## What the task asks
Reproduce the listing below exactly. Pictures do not belong in the copy.

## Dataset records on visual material
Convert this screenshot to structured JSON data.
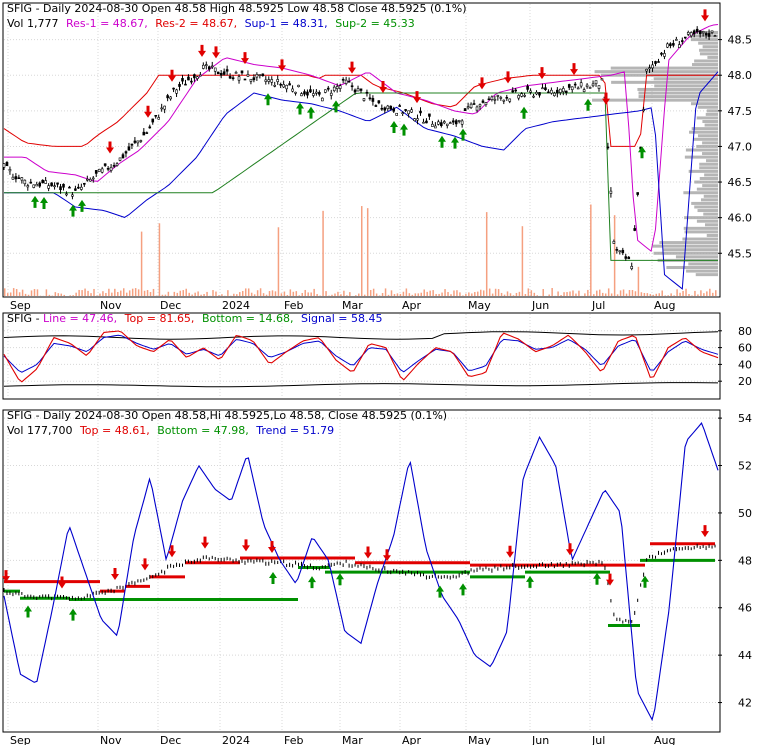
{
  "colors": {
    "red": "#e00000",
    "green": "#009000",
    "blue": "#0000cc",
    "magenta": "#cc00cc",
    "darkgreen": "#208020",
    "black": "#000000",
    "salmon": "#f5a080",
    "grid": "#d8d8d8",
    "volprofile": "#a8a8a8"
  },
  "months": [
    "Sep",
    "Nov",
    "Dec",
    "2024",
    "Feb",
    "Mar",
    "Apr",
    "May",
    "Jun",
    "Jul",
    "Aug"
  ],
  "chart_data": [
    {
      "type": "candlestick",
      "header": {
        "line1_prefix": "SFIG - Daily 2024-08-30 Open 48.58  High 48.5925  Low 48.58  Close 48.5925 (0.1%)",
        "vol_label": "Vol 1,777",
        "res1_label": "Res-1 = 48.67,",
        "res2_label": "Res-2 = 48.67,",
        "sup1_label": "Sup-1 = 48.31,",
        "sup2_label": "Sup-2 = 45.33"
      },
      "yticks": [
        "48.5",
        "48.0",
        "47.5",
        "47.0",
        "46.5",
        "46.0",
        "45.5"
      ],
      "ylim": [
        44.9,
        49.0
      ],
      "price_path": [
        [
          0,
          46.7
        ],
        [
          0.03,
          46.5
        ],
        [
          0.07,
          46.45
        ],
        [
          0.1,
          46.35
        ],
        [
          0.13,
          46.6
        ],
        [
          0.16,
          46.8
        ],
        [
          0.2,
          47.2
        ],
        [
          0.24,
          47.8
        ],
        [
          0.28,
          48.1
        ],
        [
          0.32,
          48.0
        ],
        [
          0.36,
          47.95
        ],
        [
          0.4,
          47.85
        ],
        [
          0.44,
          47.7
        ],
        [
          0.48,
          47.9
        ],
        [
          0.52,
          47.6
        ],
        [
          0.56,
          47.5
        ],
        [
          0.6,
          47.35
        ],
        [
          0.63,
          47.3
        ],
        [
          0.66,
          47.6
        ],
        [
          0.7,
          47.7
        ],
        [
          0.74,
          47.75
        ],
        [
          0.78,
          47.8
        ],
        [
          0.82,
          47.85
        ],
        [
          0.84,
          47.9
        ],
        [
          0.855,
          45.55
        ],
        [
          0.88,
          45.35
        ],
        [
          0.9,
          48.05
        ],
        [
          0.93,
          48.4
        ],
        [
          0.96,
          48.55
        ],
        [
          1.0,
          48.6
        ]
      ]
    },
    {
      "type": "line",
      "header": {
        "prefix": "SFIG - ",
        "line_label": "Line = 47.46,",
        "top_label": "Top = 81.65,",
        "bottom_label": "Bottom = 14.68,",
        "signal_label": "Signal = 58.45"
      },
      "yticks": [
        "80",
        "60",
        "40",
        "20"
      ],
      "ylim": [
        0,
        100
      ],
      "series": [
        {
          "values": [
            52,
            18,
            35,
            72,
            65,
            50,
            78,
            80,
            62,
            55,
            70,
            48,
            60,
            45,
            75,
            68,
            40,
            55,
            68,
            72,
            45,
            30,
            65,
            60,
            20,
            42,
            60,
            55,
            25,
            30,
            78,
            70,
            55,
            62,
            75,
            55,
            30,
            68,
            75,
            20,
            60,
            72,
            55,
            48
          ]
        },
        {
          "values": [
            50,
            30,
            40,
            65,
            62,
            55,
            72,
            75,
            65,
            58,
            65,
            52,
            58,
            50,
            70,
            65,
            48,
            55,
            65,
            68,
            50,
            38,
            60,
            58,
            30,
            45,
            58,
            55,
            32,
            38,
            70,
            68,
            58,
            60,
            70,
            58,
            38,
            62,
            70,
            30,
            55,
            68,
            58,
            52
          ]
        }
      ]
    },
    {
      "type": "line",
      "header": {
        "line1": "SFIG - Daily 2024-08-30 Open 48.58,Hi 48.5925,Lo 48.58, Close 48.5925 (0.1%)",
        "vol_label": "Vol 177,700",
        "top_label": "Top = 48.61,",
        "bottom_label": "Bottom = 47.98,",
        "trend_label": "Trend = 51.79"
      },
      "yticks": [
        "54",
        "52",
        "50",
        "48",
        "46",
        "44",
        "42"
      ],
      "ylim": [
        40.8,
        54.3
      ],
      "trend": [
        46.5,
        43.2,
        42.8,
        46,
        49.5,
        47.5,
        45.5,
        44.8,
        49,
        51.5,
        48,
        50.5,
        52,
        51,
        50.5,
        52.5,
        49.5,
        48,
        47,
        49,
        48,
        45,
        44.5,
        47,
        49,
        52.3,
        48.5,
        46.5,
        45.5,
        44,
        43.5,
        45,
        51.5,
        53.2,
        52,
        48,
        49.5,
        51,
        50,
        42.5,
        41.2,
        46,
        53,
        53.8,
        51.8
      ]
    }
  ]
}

## Exercise response
Convert this screenshot to structured JSON data.
{
  "colors": {
    "red": "#e00000",
    "green": "#009000",
    "blue": "#0000cc",
    "magenta": "#cc00cc",
    "darkgreen": "#208020",
    "black": "#000000",
    "salmon": "#f5a080",
    "grid": "#d8d8d8",
    "volprofile": "#a8a8a8"
  },
  "months": [
    "Sep",
    "Nov",
    "Dec",
    "2024",
    "Feb",
    "Mar",
    "Apr",
    "May",
    "Jun",
    "Jul",
    "Aug"
  ],
  "chart_data": [
    {
      "type": "candlestick",
      "header": {
        "line1_prefix": "SFIG - Daily 2024-08-30 Open 48.58  High 48.5925  Low 48.58  Close 48.5925 (0.1%)",
        "vol_label": "Vol 1,777",
        "res1_label": "Res-1 = 48.67,",
        "res2_label": "Res-2 = 48.67,",
        "sup1_label": "Sup-1 = 48.31,",
        "sup2_label": "Sup-2 = 45.33"
      },
      "yticks": [
        "48.5",
        "48.0",
        "47.5",
        "47.0",
        "46.5",
        "46.0",
        "45.5"
      ],
      "ylim": [
        44.9,
        49.0
      ],
      "price_path": [
        [
          0,
          46.7
        ],
        [
          0.03,
          46.5
        ],
        [
          0.07,
          46.45
        ],
        [
          0.1,
          46.35
        ],
        [
          0.13,
          46.6
        ],
        [
          0.16,
          46.8
        ],
        [
          0.2,
          47.2
        ],
        [
          0.24,
          47.8
        ],
        [
          0.28,
          48.1
        ],
        [
          0.32,
          48.0
        ],
        [
          0.36,
          47.95
        ],
        [
          0.4,
          47.85
        ],
        [
          0.44,
          47.7
        ],
        [
          0.48,
          47.9
        ],
        [
          0.52,
          47.6
        ],
        [
          0.56,
          47.5
        ],
        [
          0.6,
          47.35
        ],
        [
          0.63,
          47.3
        ],
        [
          0.66,
          47.6
        ],
        [
          0.7,
          47.7
        ],
        [
          0.74,
          47.75
        ],
        [
          0.78,
          47.8
        ],
        [
          0.82,
          47.85
        ],
        [
          0.84,
          47.9
        ],
        [
          0.855,
          45.55
        ],
        [
          0.88,
          45.35
        ],
        [
          0.9,
          48.05
        ],
        [
          0.93,
          48.4
        ],
        [
          0.96,
          48.55
        ],
        [
          1.0,
          48.6
        ]
      ]
    },
    {
      "type": "line",
      "header": {
        "prefix": "SFIG - ",
        "line_label": "Line = 47.46,",
        "top_label": "Top = 81.65,",
        "bottom_label": "Bottom = 14.68,",
        "signal_label": "Signal = 58.45"
      },
      "yticks": [
        "80",
        "60",
        "40",
        "20"
      ],
      "ylim": [
        0,
        100
      ],
      "series": [
        {
          "values": [
            52,
            18,
            35,
            72,
            65,
            50,
            78,
            80,
            62,
            55,
            70,
            48,
            60,
            45,
            75,
            68,
            40,
            55,
            68,
            72,
            45,
            30,
            65,
            60,
            20,
            42,
            60,
            55,
            25,
            30,
            78,
            70,
            55,
            62,
            75,
            55,
            30,
            68,
            75,
            20,
            60,
            72,
            55,
            48
          ]
        },
        {
          "values": [
            50,
            30,
            40,
            65,
            62,
            55,
            72,
            75,
            65,
            58,
            65,
            52,
            58,
            50,
            70,
            65,
            48,
            55,
            65,
            68,
            50,
            38,
            60,
            58,
            30,
            45,
            58,
            55,
            32,
            38,
            70,
            68,
            58,
            60,
            70,
            58,
            38,
            62,
            70,
            30,
            55,
            68,
            58,
            52
          ]
        }
      ]
    },
    {
      "type": "line",
      "header": {
        "line1": "SFIG - Daily 2024-08-30 Open 48.58,Hi 48.5925,Lo 48.58, Close 48.5925 (0.1%)",
        "vol_label": "Vol 177,700",
        "top_label": "Top = 48.61,",
        "bottom_label": "Bottom = 47.98,",
        "trend_label": "Trend = 51.79"
      },
      "yticks": [
        "54",
        "52",
        "50",
        "48",
        "46",
        "44",
        "42"
      ],
      "ylim": [
        40.8,
        54.3
      ],
      "trend": [
        46.5,
        43.2,
        42.8,
        46,
        49.5,
        47.5,
        45.5,
        44.8,
        49,
        51.5,
        48,
        50.5,
        52,
        51,
        50.5,
        52.5,
        49.5,
        48,
        47,
        49,
        48,
        45,
        44.5,
        47,
        49,
        52.3,
        48.5,
        46.5,
        45.5,
        44,
        43.5,
        45,
        51.5,
        53.2,
        52,
        48,
        49.5,
        51,
        50,
        42.5,
        41.2,
        46,
        53,
        53.8,
        51.8
      ]
    }
  ]
}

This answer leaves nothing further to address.